Data entries
---

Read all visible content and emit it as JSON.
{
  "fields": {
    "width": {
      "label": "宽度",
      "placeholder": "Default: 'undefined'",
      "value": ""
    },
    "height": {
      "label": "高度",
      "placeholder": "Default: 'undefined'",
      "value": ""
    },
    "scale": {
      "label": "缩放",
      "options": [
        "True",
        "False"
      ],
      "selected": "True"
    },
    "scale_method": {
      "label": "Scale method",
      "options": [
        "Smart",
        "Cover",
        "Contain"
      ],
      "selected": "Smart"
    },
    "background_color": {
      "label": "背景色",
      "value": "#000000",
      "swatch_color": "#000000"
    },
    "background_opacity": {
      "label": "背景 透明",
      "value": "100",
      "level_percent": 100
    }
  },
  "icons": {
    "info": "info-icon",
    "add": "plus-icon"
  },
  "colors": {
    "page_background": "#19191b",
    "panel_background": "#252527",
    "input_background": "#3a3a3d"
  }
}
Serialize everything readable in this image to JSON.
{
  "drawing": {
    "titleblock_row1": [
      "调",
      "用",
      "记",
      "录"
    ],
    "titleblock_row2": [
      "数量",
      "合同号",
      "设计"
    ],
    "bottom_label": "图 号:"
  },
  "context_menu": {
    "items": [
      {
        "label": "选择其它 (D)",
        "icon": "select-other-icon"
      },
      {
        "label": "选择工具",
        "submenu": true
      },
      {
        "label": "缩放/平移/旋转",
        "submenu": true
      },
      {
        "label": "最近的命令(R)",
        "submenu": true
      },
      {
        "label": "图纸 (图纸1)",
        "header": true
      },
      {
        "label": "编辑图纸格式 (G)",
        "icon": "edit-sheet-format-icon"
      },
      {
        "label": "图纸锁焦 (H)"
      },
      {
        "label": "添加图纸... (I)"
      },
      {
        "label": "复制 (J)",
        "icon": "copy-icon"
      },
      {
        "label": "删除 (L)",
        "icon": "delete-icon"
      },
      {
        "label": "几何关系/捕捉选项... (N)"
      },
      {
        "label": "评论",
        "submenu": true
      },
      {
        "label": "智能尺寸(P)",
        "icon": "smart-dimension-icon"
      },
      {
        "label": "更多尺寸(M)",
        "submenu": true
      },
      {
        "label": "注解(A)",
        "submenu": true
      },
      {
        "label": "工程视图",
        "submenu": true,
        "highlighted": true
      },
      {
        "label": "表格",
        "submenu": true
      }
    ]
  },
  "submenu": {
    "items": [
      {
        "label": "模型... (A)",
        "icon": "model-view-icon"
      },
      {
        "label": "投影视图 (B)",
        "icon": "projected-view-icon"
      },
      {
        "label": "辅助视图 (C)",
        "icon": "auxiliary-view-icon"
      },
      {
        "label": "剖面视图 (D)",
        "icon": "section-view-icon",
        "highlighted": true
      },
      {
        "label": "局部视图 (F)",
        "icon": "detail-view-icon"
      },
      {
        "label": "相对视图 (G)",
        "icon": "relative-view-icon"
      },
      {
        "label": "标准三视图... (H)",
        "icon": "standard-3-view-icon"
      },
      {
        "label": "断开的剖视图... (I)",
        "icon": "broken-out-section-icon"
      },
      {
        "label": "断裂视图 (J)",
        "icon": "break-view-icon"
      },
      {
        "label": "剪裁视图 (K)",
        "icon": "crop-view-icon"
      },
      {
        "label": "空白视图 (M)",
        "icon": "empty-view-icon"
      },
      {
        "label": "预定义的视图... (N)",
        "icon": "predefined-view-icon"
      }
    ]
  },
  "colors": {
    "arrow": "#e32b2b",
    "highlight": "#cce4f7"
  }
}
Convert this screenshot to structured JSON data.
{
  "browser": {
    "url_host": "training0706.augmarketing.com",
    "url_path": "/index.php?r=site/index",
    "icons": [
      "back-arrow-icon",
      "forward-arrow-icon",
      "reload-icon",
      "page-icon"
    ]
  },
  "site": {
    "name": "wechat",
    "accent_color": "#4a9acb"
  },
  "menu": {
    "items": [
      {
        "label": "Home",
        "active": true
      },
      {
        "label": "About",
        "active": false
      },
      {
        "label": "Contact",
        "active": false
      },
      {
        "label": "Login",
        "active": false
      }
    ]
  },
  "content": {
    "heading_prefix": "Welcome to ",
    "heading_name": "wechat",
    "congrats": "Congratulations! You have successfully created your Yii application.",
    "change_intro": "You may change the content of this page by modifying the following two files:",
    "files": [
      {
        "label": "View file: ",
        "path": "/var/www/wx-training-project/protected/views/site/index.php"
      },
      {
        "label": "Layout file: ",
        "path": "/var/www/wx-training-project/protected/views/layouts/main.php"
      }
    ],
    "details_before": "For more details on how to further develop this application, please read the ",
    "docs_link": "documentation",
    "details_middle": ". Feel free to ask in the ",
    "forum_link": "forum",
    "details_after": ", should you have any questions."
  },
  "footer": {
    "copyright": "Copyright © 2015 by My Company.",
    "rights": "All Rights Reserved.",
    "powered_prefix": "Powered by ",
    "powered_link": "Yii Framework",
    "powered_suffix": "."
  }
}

---

__Exercise aim__: Using the listing above, please repeat every entry exactly.

__Solution for this task__:
Read all visible content and emit it as JSON.
{
  "fields": {
    "width": {
      "label": "宽度",
      "placeholder": "Default: 'undefined'",
      "value": ""
    },
    "height": {
      "label": "高度",
      "placeholder": "Default: 'undefined'",
      "value": ""
    },
    "scale": {
      "label": "缩放",
      "options": [
        "True",
        "False"
      ],
      "selected": "True"
    },
    "scale_method": {
      "label": "Scale method",
      "options": [
        "Smart",
        "Cover",
        "Contain"
      ],
      "selected": "Smart"
    },
    "background_color": {
      "label": "背景色",
      "value": "#000000",
      "swatch_color": "#000000"
    },
    "background_opacity": {
      "label": "背景 透明",
      "value": "100",
      "level_percent": 100
    }
  },
  "icons": {
    "info": "info-icon",
    "add": "plus-icon"
  },
  "colors": {
    "page_background": "#19191b",
    "panel_background": "#252527",
    "input_background": "#3a3a3d"
  }
}
Serialize everything readable in this image to JSON.
{
  "drawing": {
    "titleblock_row1": [
      "调",
      "用",
      "记",
      "录"
    ],
    "titleblock_row2": [
      "数量",
      "合同号",
      "设计"
    ],
    "bottom_label": "图 号:"
  },
  "context_menu": {
    "items": [
      {
        "label": "选择其它 (D)",
        "icon": "select-other-icon"
      },
      {
        "label": "选择工具",
        "submenu": true
      },
      {
        "label": "缩放/平移/旋转",
        "submenu": true
      },
      {
        "label": "最近的命令(R)",
        "submenu": true
      },
      {
        "label": "图纸 (图纸1)",
        "header": true
      },
      {
        "label": "编辑图纸格式 (G)",
        "icon": "edit-sheet-format-icon"
      },
      {
        "label": "图纸锁焦 (H)"
      },
      {
        "label": "添加图纸... (I)"
      },
      {
        "label": "复制 (J)",
        "icon": "copy-icon"
      },
      {
        "label": "删除 (L)",
        "icon": "delete-icon"
      },
      {
        "label": "几何关系/捕捉选项... (N)"
      },
      {
        "label": "评论",
        "submenu": true
      },
      {
        "label": "智能尺寸(P)",
        "icon": "smart-dimension-icon"
      },
      {
        "label": "更多尺寸(M)",
        "submenu": true
      },
      {
        "label": "注解(A)",
        "submenu": true
      },
      {
        "label": "工程视图",
        "submenu": true,
        "highlighted": true
      },
      {
        "label": "表格",
        "submenu": true
      }
    ]
  },
  "submenu": {
    "items": [
      {
        "label": "模型... (A)",
        "icon": "model-view-icon"
      },
      {
        "label": "投影视图 (B)",
        "icon": "projected-view-icon"
      },
      {
        "label": "辅助视图 (C)",
        "icon": "auxiliary-view-icon"
      },
      {
        "label": "剖面视图 (D)",
        "icon": "section-view-icon",
        "highlighted": true
      },
      {
        "label": "局部视图 (F)",
        "icon": "detail-view-icon"
      },
      {
        "label": "相对视图 (G)",
        "icon": "relative-view-icon"
      },
      {
        "label": "标准三视图... (H)",
        "icon": "standard-3-view-icon"
      },
      {
        "label": "断开的剖视图... (I)",
        "icon": "broken-out-section-icon"
      },
      {
        "label": "断裂视图 (J)",
        "icon": "break-view-icon"
      },
      {
        "label": "剪裁视图 (K)",
        "icon": "crop-view-icon"
      },
      {
        "label": "空白视图 (M)",
        "icon": "empty-view-icon"
      },
      {
        "label": "预定义的视图... (N)",
        "icon": "predefined-view-icon"
      }
    ]
  },
  "colors": {
    "arrow": "#e32b2b",
    "highlight": "#cce4f7"
  }
}
Convert this screenshot to structured JSON data.
{
  "browser": {
    "url_host": "training0706.augmarketing.com",
    "url_path": "/index.php?r=site/index",
    "icons": [
      "back-arrow-icon",
      "forward-arrow-icon",
      "reload-icon",
      "page-icon"
    ]
  },
  "site": {
    "name": "wechat",
    "accent_color": "#4a9acb"
  },
  "menu": {
    "items": [
      {
        "label": "Home",
        "active": true
      },
      {
        "label": "About",
        "active": false
      },
      {
        "label": "Contact",
        "active": false
      },
      {
        "label": "Login",
        "active": false
      }
    ]
  },
  "content": {
    "heading_prefix": "Welcome to ",
    "heading_name": "wechat",
    "congrats": "Congratulations! You have successfully created your Yii application.",
    "change_intro": "You may change the content of this page by modifying the following two files:",
    "files": [
      {
        "label": "View file: ",
        "path": "/var/www/wx-training-project/protected/views/site/index.php"
      },
      {
        "label": "Layout file: ",
        "path": "/var/www/wx-training-project/protected/views/layouts/main.php"
      }
    ],
    "details_before": "For more details on how to further develop this application, please read the ",
    "docs_link": "documentation",
    "details_middle": ". Feel free to ask in the ",
    "forum_link": "forum",
    "details_after": ", should you have any questions."
  },
  "footer": {
    "copyright": "Copyright © 2015 by My Company.",
    "rights": "All Rights Reserved.",
    "powered_prefix": "Powered by ",
    "powered_link": "Yii Framework",
    "powered_suffix": "."
  }
}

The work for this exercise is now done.